● **TASK STATEMENT**:
In the copy, keep every record exact and leave out all images.

[Recorded data]

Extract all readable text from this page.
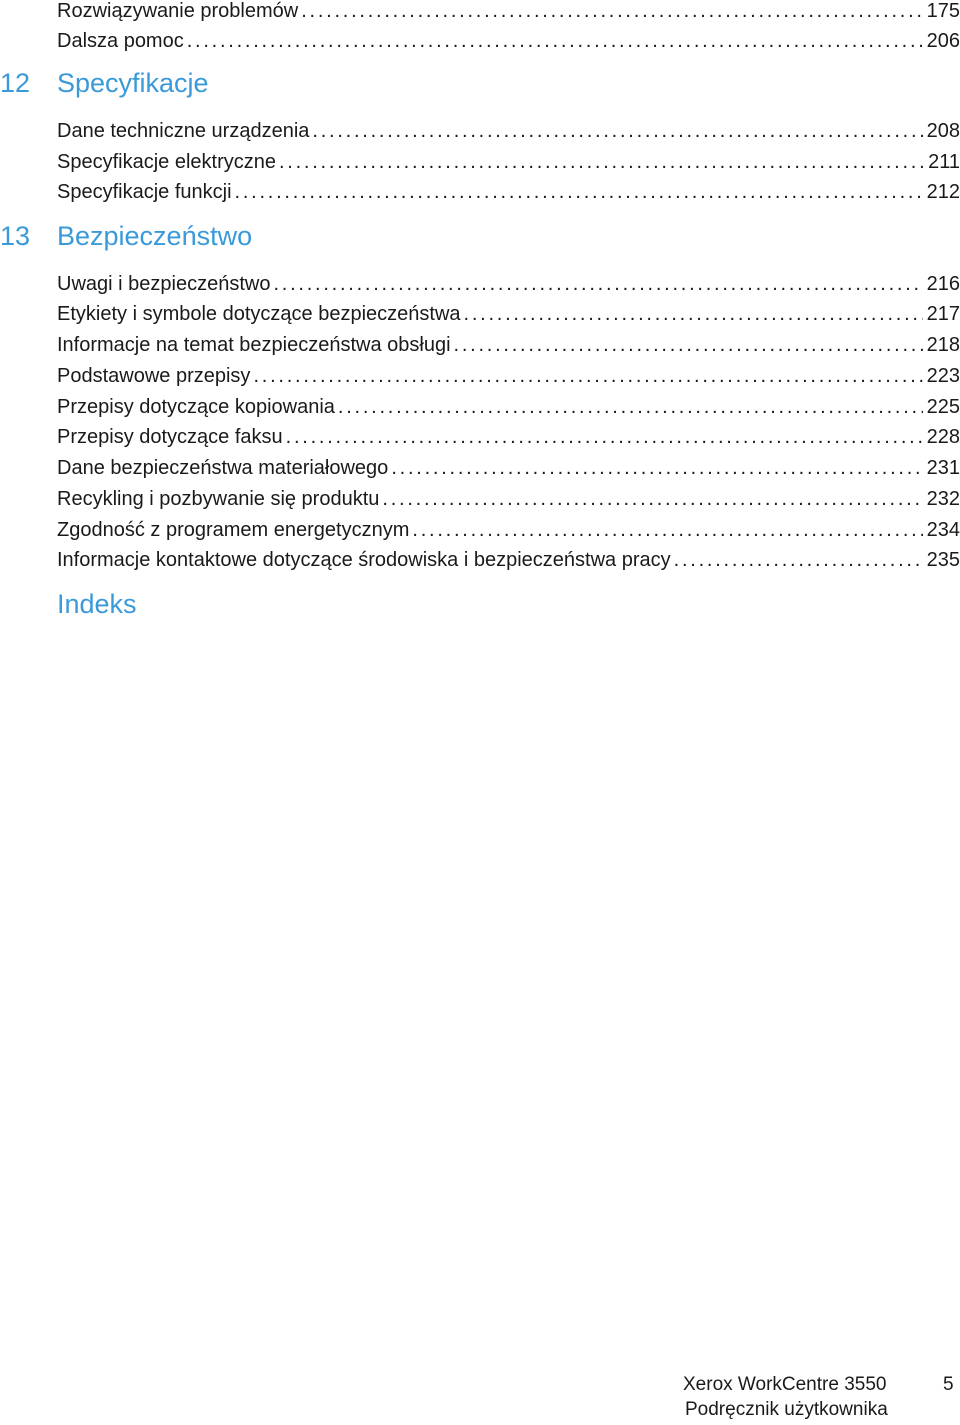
Rozwiązywanie problemów . . .	175
Dalsza pomoc . . .	206
12 Specyfikacje
Dane techniczne urządzenia . . .	208
Specyfikacje elektryczne . . .	211
Specyfikacje funkcji . . .	212
13 Bezpieczeństwo
Uwagi i bezpieczeństwo . . .	216
Etykiety i symbole dotyczące bezpieczeństwa . . .	217
Informacje na temat bezpieczeństwa obsługi . . .	218
Podstawowe przepisy . . .	223
Przepisy dotyczące kopiowania . . .	225
Przepisy dotyczące faksu . . .	228
Dane bezpieczeństwa materiałowego . . .	231
Recykling i pozbywanie się produktu . . .	232
Zgodność z programem energetycznym . . .	234
Informacje kontaktowe dotyczące środowiska i bezpieczeństwa pracy . . .	235
Indeks
Xerox WorkCentre 3550
Podręcznik użytkownika
5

● **TASK RESPONSE**:
Extract all readable text from this page.
Rozwiązywanie problemów . . .	175
Dalsza pomoc . . .	206
12 Specyfikacje
Dane techniczne urządzenia . . .	208
Specyfikacje elektryczne . . .	211
Specyfikacje funkcji . . .	212
13 Bezpieczeństwo
Uwagi i bezpieczeństwo . . .	216
Etykiety i symbole dotyczące bezpieczeństwa . . .	217
Informacje na temat bezpieczeństwa obsługi . . .	218
Podstawowe przepisy . . .	223
Przepisy dotyczące kopiowania . . .	225
Przepisy dotyczące faksu . . .	228
Dane bezpieczeństwa materiałowego . . .	231
Recykling i pozbywanie się produktu . . .	232
Zgodność z programem energetycznym . . .	234
Informacje kontaktowe dotyczące środowiska i bezpieczeństwa pracy . . .	235
Indeks
Xerox WorkCentre 3550
Podręcznik użytkownika
5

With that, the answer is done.